THE PROBLEM - The entries below are to be transcribed in full, without their images.
━━━━━ EXERCISE DATA ━━━━━
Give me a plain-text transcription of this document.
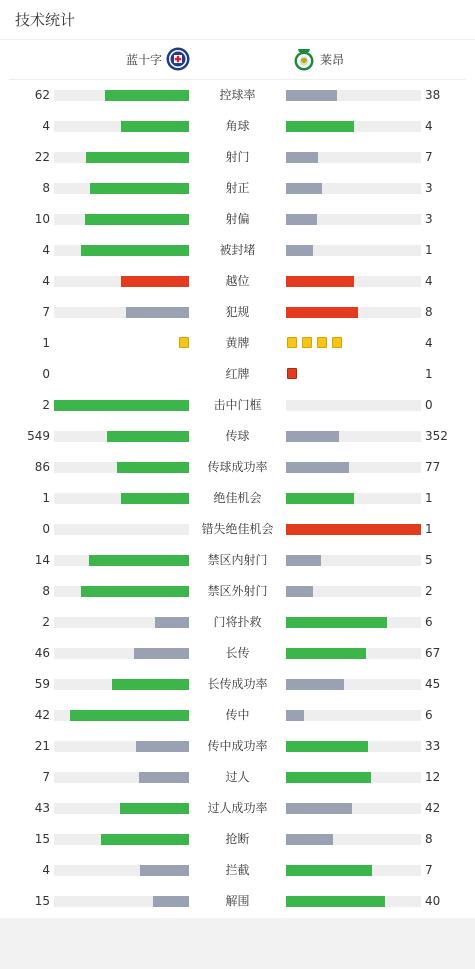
技术统计
蓝十字	莱昂
62	控球率	38
4	角球	4
22	射门	7
8	射正	3
10	射偏	3
4	被封堵	1
4	越位	4
7	犯规	8
1	黄牌	4
0	红牌	1
2	击中门框	0
549	传球	352
86	传球成功率	77
1	绝佳机会	1
0	错失绝佳机会	1
14	禁区内射门	5
8	禁区外射门	2
2	门将扑救	6
46	长传	67
59	长传成功率	45
42	传中	6
21	传中成功率	33
7	过人	12
43	过人成功率	42
15	抢断	8
4	拦截	7
15	解围	40
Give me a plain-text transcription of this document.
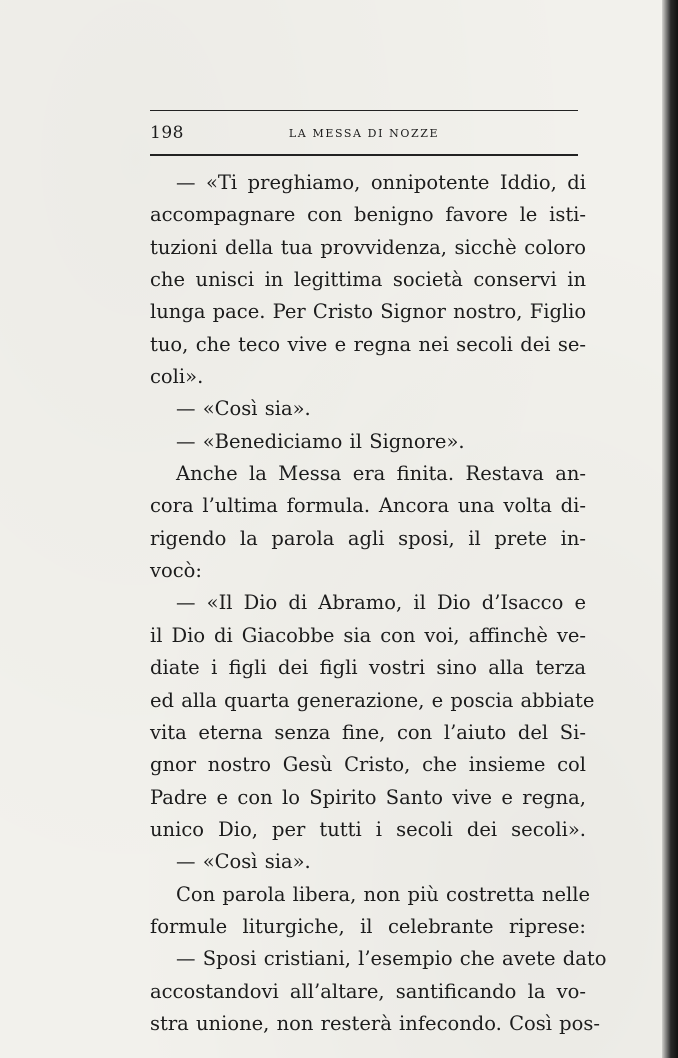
198	LA MESSA DI NOZZE
— «Ti preghiamo, onnipotente Iddio, di
accompagnare con benigno favore le isti-
tuzioni della tua provvidenza, sicchè coloro
che unisci in legittima società conservi in
lunga pace. Per Cristo Signor nostro, Figlio
tuo, che teco vive e regna nei secoli dei se-
coli».
— «Così sia».
— «Benediciamo il Signore».
Anche la Messa era finita. Restava an-
cora l’ultima formula. Ancora una volta di-
rigendo la parola agli sposi, il prete in-
vocò:
— «Il Dio di Abramo, il Dio d’Isacco e
il Dio di Giacobbe sia con voi, affinchè ve-
diate i figli dei figli vostri sino alla terza
ed alla quarta generazione, e poscia abbiate
vita eterna senza fine, con l’aiuto del Si-
gnor nostro Gesù Cristo, che insieme col
Padre e con lo Spirito Santo vive e regna,
unico Dio, per tutti i secoli dei secoli».
— «Così sia».
Con parola libera, non più costretta nelle
formule liturgiche, il celebrante riprese:
— Sposi cristiani, l’esempio che avete dato
accostandovi all’altare, santificando la vo-
stra unione, non resterà infecondo. Così pos-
━━━━━
THE ANSWER -
Give me a plain-text transcription of this document.
技术统计
蓝十字	莱昂
62	控球率	38
4	角球	4
22	射门	7
8	射正	3
10	射偏	3
4	被封堵	1
4	越位	4
7	犯规	8
1	黄牌	4
0	红牌	1
2	击中门框	0
549	传球	352
86	传球成功率	77
1	绝佳机会	1
0	错失绝佳机会	1
14	禁区内射门	5
8	禁区外射门	2
2	门将扑救	6
46	长传	67
59	长传成功率	45
42	传中	6
21	传中成功率	33
7	过人	12
43	过人成功率	42
15	抢断	8
4	拦截	7
15	解围	40
Give me a plain-text transcription of this document.
198	LA MESSA DI NOZZE
— «Ti preghiamo, onnipotente Iddio, di
accompagnare con benigno favore le isti-
tuzioni della tua provvidenza, sicchè coloro
che unisci in legittima società conservi in
lunga pace. Per Cristo Signor nostro, Figlio
tuo, che teco vive e regna nei secoli dei se-
coli».
— «Così sia».
— «Benediciamo il Signore».
Anche la Messa era finita. Restava an-
cora l’ultima formula. Ancora una volta di-
rigendo la parola agli sposi, il prete in-
vocò:
— «Il Dio di Abramo, il Dio d’Isacco e
il Dio di Giacobbe sia con voi, affinchè ve-
diate i figli dei figli vostri sino alla terza
ed alla quarta generazione, e poscia abbiate
vita eterna senza fine, con l’aiuto del Si-
gnor nostro Gesù Cristo, che insieme col
Padre e con lo Spirito Santo vive e regna,
unico Dio, per tutti i secoli dei secoli».
— «Così sia».
Con parola libera, non più costretta nelle
formule liturgiche, il celebrante riprese:
— Sposi cristiani, l’esempio che avete dato
accostandovi all’altare, santificando la vo-
stra unione, non resterà infecondo. Così pos-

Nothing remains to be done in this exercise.